▶ Exercise brief
Print the listing as it stands, omitting all images.

[start of Input]

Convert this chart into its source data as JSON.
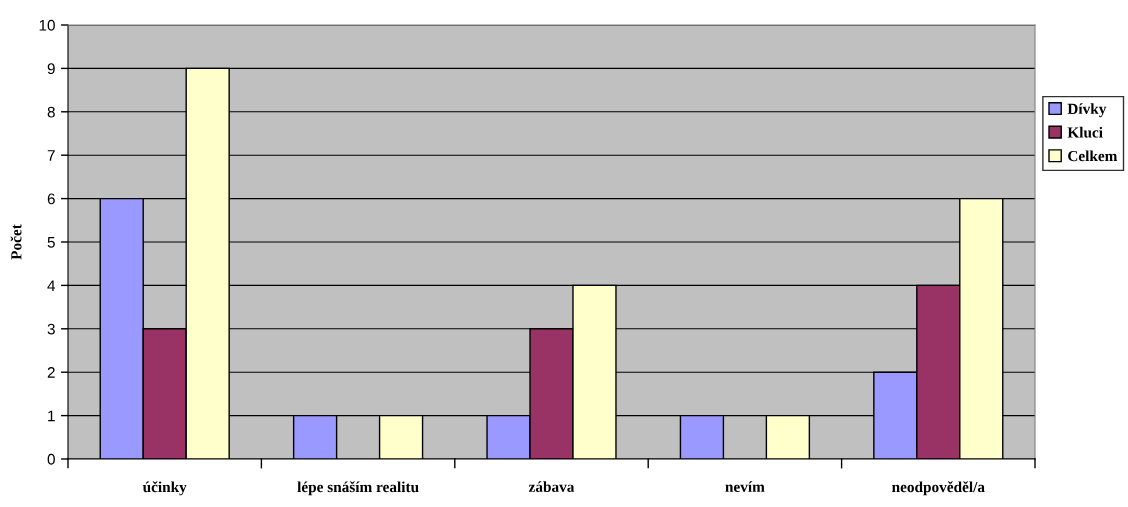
{
  "chart_data": {
    "type": "bar",
    "ylabel": "Počet",
    "categories": [
      "účinky",
      "lépe snáším realitu",
      "zábava",
      "nevím",
      "neodpověděl/a"
    ],
    "series": [
      {
        "name": "Dívky",
        "color": "#9999ff",
        "values": [
          6,
          1,
          1,
          1,
          2
        ]
      },
      {
        "name": "Kluci",
        "color": "#993366",
        "values": [
          3,
          null,
          3,
          null,
          4
        ]
      },
      {
        "name": "Celkem",
        "color": "#ffffcc",
        "values": [
          9,
          1,
          4,
          1,
          6
        ]
      }
    ],
    "ylim": [
      0,
      10
    ],
    "yticks": [
      0,
      1,
      2,
      3,
      4,
      5,
      6,
      7,
      8,
      9,
      10
    ],
    "grid": "y",
    "legend": "right"
  }
}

[end of Input]

▶ The response
Convert this chart into its source data as JSON.
{
  "chart_data": {
    "type": "bar",
    "ylabel": "Počet",
    "categories": [
      "účinky",
      "lépe snáším realitu",
      "zábava",
      "nevím",
      "neodpověděl/a"
    ],
    "series": [
      {
        "name": "Dívky",
        "color": "#9999ff",
        "values": [
          6,
          1,
          1,
          1,
          2
        ]
      },
      {
        "name": "Kluci",
        "color": "#993366",
        "values": [
          3,
          null,
          3,
          null,
          4
        ]
      },
      {
        "name": "Celkem",
        "color": "#ffffcc",
        "values": [
          9,
          1,
          4,
          1,
          6
        ]
      }
    ],
    "ylim": [
      0,
      10
    ],
    "yticks": [
      0,
      1,
      2,
      3,
      4,
      5,
      6,
      7,
      8,
      9,
      10
    ],
    "grid": "y",
    "legend": "right"
  }
}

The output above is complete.